» **Task to carry out**
Transcribe all of the material exactly.

+--

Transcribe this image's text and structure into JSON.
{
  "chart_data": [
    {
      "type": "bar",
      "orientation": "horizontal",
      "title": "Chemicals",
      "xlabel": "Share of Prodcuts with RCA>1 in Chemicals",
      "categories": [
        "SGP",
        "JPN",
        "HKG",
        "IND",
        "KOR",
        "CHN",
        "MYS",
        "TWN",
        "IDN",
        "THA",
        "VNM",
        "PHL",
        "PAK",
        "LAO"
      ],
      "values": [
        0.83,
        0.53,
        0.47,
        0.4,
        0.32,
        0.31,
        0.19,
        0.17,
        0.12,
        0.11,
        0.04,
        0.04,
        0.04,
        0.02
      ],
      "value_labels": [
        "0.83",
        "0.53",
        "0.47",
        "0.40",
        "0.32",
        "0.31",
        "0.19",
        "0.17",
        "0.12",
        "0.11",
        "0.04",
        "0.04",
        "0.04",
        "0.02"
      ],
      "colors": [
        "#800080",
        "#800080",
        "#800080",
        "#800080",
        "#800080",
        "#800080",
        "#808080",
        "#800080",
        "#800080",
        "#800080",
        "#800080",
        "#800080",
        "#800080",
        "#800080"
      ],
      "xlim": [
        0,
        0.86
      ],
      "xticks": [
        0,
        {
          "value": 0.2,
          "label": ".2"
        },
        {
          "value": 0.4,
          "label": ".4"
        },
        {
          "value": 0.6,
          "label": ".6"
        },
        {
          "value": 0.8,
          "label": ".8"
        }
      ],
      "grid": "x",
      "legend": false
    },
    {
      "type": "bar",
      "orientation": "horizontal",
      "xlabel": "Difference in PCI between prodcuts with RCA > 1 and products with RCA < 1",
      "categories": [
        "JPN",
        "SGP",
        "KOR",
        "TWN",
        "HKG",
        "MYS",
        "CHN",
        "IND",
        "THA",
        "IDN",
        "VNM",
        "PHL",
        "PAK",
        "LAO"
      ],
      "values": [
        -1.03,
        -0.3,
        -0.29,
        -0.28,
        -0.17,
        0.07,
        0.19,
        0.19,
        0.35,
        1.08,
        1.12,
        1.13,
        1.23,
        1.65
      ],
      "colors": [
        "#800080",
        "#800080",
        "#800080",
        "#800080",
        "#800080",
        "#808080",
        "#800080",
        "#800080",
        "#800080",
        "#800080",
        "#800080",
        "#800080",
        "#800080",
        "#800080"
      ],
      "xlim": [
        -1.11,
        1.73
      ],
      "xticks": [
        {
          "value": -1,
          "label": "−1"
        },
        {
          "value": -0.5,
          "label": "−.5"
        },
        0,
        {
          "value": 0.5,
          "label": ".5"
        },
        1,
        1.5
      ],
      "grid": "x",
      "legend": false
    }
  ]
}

+--

» **Output of the exercise**
Transcribe this image's text and structure into JSON.
{
  "chart_data": [
    {
      "type": "bar",
      "orientation": "horizontal",
      "title": "Chemicals",
      "xlabel": "Share of Prodcuts with RCA>1 in Chemicals",
      "categories": [
        "SGP",
        "JPN",
        "HKG",
        "IND",
        "KOR",
        "CHN",
        "MYS",
        "TWN",
        "IDN",
        "THA",
        "VNM",
        "PHL",
        "PAK",
        "LAO"
      ],
      "values": [
        0.83,
        0.53,
        0.47,
        0.4,
        0.32,
        0.31,
        0.19,
        0.17,
        0.12,
        0.11,
        0.04,
        0.04,
        0.04,
        0.02
      ],
      "value_labels": [
        "0.83",
        "0.53",
        "0.47",
        "0.40",
        "0.32",
        "0.31",
        "0.19",
        "0.17",
        "0.12",
        "0.11",
        "0.04",
        "0.04",
        "0.04",
        "0.02"
      ],
      "colors": [
        "#800080",
        "#800080",
        "#800080",
        "#800080",
        "#800080",
        "#800080",
        "#808080",
        "#800080",
        "#800080",
        "#800080",
        "#800080",
        "#800080",
        "#800080",
        "#800080"
      ],
      "xlim": [
        0,
        0.86
      ],
      "xticks": [
        0,
        {
          "value": 0.2,
          "label": ".2"
        },
        {
          "value": 0.4,
          "label": ".4"
        },
        {
          "value": 0.6,
          "label": ".6"
        },
        {
          "value": 0.8,
          "label": ".8"
        }
      ],
      "grid": "x",
      "legend": false
    },
    {
      "type": "bar",
      "orientation": "horizontal",
      "xlabel": "Difference in PCI between prodcuts with RCA > 1 and products with RCA < 1",
      "categories": [
        "JPN",
        "SGP",
        "KOR",
        "TWN",
        "HKG",
        "MYS",
        "CHN",
        "IND",
        "THA",
        "IDN",
        "VNM",
        "PHL",
        "PAK",
        "LAO"
      ],
      "values": [
        -1.03,
        -0.3,
        -0.29,
        -0.28,
        -0.17,
        0.07,
        0.19,
        0.19,
        0.35,
        1.08,
        1.12,
        1.13,
        1.23,
        1.65
      ],
      "colors": [
        "#800080",
        "#800080",
        "#800080",
        "#800080",
        "#800080",
        "#808080",
        "#800080",
        "#800080",
        "#800080",
        "#800080",
        "#800080",
        "#800080",
        "#800080",
        "#800080"
      ],
      "xlim": [
        -1.11,
        1.73
      ],
      "xticks": [
        {
          "value": -1,
          "label": "−1"
        },
        {
          "value": -0.5,
          "label": "−.5"
        },
        0,
        {
          "value": 0.5,
          "label": ".5"
        },
        1,
        1.5
      ],
      "grid": "x",
      "legend": false
    }
  ]
}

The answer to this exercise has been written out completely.